#### Tasks:
**a.** List the regions that the supply chain strategy text names for the "spoke" locations.
**b.** From the supply chain strategy text, reproduce the part that begins at the words "Increase the value" and ends after the words "with their business.".
-- Start of Reading passage --
Increase the value delivered to clients through service expansion; We will continue to focus on and invest in expanding our new services and solutions such as e-commerce and logistics management services offerings, which we believe will increase the overall value of the supply chain solutions we deliver to our existing clients and to new clients. We expect these solutions will enhance our gross margins and drive greater profitability. Further, we believe that the addition of new services to existing clients will strengthen our relationship with these clients, and further integrate us with their business.

Drive operational efficiencies throughout our organization; As a result of the acquisition of Modus Media, Inc. (“Modus”) in August 2004, the Company has been running multiple information technology systems at a significant cost. Our strategy is to offer an integrated supply chain system infrastructure that extends from front-end order management through distribution and returns management. This end-to-end solution will enable clients to link supply and demand in real time, improve visibility and performance throughout the supply chain, and provide real-time access to information for greater collaboration and informed business decision making. We believe our clients will benefit greatly from a global integrated business solution while we reduce our operating costs. We currently expect to invest a total of approximately $31.5 million in this initiative, of which approximately 62% has been incurred to date. Another program that we expect will drive further operational efficiencies in the future is the implementation of a global shared services model utilizing a centralized “hub” location to service multiple “spoke” locations across the Americas, Asia and Europe regions. We believe this initiative will yield improved process standardization and operating efficiency gains, as well as lower our operating costs.
-- End of Reading passage --
-- Start of Data --
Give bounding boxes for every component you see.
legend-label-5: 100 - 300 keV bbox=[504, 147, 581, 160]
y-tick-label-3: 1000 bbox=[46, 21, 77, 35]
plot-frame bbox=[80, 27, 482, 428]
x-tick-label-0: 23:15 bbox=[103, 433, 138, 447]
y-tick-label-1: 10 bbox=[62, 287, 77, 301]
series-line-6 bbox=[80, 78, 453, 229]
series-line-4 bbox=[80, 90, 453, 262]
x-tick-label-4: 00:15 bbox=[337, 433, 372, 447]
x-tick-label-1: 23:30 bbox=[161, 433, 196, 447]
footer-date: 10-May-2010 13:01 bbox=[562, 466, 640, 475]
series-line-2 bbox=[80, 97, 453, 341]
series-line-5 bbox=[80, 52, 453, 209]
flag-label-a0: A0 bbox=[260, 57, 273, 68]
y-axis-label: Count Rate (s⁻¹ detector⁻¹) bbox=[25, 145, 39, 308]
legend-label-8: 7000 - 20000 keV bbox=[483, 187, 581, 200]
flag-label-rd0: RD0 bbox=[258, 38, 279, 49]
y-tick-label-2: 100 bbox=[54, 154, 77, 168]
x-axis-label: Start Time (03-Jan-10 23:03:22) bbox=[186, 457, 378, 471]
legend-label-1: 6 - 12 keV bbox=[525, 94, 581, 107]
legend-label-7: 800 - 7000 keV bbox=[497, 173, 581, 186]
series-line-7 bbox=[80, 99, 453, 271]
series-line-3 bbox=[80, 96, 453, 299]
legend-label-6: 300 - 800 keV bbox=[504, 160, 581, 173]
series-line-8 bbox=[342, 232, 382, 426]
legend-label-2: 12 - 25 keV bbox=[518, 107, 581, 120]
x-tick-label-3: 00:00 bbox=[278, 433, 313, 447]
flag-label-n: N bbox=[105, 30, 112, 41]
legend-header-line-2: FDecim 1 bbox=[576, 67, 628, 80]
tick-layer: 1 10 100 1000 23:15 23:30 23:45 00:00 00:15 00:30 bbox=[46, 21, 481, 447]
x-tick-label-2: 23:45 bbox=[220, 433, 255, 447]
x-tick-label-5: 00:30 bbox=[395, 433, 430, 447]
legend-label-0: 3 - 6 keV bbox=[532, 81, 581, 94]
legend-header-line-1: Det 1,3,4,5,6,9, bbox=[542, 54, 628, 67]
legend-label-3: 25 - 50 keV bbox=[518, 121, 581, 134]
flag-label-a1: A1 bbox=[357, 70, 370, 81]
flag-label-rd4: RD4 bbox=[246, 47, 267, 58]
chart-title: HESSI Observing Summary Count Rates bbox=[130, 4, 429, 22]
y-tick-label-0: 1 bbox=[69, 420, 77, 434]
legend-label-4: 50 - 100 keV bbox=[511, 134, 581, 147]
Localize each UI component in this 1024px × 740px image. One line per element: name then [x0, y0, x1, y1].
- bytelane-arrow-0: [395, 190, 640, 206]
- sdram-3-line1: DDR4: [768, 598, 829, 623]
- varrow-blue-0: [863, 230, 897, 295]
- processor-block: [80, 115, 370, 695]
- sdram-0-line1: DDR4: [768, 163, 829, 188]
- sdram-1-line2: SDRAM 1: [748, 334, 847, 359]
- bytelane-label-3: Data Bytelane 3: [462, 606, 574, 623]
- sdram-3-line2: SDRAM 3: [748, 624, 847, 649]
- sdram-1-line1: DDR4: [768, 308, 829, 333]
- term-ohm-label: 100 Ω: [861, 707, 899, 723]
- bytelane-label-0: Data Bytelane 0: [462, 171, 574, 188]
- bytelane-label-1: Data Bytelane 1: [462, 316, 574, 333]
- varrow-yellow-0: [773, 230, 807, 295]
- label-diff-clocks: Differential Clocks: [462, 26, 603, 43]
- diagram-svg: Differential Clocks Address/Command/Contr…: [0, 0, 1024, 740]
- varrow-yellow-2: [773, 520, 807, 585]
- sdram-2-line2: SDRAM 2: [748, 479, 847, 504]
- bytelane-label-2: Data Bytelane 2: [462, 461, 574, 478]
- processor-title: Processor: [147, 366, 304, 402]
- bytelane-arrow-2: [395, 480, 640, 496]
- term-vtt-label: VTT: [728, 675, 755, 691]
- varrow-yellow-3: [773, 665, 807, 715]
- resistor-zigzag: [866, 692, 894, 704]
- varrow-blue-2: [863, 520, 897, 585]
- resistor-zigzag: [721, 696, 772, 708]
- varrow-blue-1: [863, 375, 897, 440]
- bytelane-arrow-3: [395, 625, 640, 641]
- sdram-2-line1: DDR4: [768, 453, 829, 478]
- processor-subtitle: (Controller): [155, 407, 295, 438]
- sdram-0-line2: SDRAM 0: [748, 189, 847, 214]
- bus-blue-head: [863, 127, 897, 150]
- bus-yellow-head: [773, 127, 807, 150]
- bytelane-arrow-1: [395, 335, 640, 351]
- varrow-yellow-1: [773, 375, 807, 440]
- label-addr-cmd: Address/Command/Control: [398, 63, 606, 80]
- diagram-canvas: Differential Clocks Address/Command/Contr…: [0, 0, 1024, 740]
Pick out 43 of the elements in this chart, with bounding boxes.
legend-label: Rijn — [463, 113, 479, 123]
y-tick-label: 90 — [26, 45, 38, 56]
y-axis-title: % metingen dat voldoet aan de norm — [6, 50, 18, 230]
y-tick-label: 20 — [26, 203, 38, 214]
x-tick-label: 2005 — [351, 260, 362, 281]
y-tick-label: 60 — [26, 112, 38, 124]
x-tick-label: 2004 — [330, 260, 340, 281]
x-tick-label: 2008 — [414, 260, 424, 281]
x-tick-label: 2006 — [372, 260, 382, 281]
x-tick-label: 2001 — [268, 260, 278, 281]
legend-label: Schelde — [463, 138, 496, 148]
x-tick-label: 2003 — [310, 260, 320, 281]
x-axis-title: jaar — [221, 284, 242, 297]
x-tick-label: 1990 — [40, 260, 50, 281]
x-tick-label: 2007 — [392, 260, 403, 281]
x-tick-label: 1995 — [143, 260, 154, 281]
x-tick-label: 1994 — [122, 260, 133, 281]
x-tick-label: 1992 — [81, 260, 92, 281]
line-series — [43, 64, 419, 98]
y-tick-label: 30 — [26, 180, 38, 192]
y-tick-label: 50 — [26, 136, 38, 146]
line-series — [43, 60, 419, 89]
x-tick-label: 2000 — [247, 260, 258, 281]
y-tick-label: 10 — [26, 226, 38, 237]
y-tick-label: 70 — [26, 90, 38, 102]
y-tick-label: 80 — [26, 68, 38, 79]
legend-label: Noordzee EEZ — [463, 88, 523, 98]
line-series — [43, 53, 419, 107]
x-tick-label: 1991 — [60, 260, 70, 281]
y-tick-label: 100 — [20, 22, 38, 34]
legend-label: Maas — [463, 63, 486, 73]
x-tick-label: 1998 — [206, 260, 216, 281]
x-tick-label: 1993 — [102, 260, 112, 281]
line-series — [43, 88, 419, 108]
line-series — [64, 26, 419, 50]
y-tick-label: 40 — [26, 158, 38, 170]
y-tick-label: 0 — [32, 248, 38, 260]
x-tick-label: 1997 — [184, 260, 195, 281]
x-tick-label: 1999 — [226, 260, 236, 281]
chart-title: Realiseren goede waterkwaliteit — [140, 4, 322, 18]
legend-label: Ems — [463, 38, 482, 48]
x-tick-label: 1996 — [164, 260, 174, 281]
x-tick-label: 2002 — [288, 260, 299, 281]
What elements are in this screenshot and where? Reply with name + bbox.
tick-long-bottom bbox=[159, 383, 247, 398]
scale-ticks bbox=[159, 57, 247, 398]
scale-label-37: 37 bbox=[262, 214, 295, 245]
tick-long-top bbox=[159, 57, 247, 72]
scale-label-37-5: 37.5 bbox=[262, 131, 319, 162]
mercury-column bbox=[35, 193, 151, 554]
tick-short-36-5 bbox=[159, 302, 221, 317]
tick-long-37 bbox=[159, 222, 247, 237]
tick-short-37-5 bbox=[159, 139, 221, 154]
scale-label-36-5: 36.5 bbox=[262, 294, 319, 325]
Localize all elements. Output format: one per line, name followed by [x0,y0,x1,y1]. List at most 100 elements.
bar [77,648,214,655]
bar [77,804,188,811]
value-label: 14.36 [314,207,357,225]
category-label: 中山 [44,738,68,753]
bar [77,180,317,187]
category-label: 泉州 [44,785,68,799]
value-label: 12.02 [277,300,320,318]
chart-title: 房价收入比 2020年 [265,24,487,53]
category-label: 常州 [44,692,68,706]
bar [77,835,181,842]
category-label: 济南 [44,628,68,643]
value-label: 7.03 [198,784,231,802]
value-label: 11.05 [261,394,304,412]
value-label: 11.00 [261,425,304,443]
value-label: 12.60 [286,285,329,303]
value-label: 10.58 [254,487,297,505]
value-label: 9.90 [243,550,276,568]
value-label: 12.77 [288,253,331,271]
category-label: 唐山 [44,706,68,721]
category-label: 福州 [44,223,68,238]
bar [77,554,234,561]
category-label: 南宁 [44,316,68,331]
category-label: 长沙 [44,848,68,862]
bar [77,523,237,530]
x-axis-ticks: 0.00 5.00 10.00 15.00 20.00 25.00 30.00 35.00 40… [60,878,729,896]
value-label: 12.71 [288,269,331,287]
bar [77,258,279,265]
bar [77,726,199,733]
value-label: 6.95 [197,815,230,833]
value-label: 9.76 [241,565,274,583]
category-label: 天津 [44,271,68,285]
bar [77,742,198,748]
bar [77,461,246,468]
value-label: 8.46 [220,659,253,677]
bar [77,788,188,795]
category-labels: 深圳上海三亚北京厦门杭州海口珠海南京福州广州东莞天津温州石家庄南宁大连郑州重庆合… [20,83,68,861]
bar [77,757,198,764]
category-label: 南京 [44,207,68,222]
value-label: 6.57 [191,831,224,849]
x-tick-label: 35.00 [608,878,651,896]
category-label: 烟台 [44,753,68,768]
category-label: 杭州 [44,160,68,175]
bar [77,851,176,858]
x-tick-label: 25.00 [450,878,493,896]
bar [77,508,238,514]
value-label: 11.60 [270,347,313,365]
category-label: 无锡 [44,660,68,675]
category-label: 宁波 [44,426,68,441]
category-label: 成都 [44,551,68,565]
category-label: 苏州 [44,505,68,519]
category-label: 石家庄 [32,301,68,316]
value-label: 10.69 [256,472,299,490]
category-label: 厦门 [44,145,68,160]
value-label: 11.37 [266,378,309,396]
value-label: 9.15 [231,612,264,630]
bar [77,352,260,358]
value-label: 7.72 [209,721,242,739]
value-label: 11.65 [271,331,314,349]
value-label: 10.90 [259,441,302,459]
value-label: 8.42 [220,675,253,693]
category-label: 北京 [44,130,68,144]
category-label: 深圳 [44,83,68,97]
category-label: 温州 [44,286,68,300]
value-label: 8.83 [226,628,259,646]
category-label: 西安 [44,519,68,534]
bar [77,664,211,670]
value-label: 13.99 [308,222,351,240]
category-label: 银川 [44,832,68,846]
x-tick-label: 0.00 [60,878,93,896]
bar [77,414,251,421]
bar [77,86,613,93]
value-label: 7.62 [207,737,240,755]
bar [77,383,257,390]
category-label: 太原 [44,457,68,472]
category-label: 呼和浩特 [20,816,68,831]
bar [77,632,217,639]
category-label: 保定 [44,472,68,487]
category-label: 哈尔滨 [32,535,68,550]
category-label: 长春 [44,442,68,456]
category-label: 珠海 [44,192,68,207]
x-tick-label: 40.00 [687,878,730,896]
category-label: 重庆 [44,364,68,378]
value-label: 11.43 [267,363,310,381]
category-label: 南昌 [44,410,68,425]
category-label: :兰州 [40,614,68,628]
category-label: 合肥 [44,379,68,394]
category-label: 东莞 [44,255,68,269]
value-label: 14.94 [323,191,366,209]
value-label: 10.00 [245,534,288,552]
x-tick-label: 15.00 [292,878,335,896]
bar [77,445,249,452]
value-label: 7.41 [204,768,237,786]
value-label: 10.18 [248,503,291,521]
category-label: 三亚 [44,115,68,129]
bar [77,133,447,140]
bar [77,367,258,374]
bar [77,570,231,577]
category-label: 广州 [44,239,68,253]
-- End of Data --
#### Answers by task:
**a.** Americas, Asia, Europe

**b.**
Increase the value delivered to clients through service expansion; We will continue to focus on and invest in expanding our new services and solutions such as e-commerce and logistics management services offerings, which we believe will increase the overall value of the supply chain solutions we deliver to our existing clients and to new clients. We expect these solutions will enhance our gross margins and drive greater profitability. Further, we believe that the addition of new services to existing clients will strengthen our relationship with these clients, and further integrate us with their business.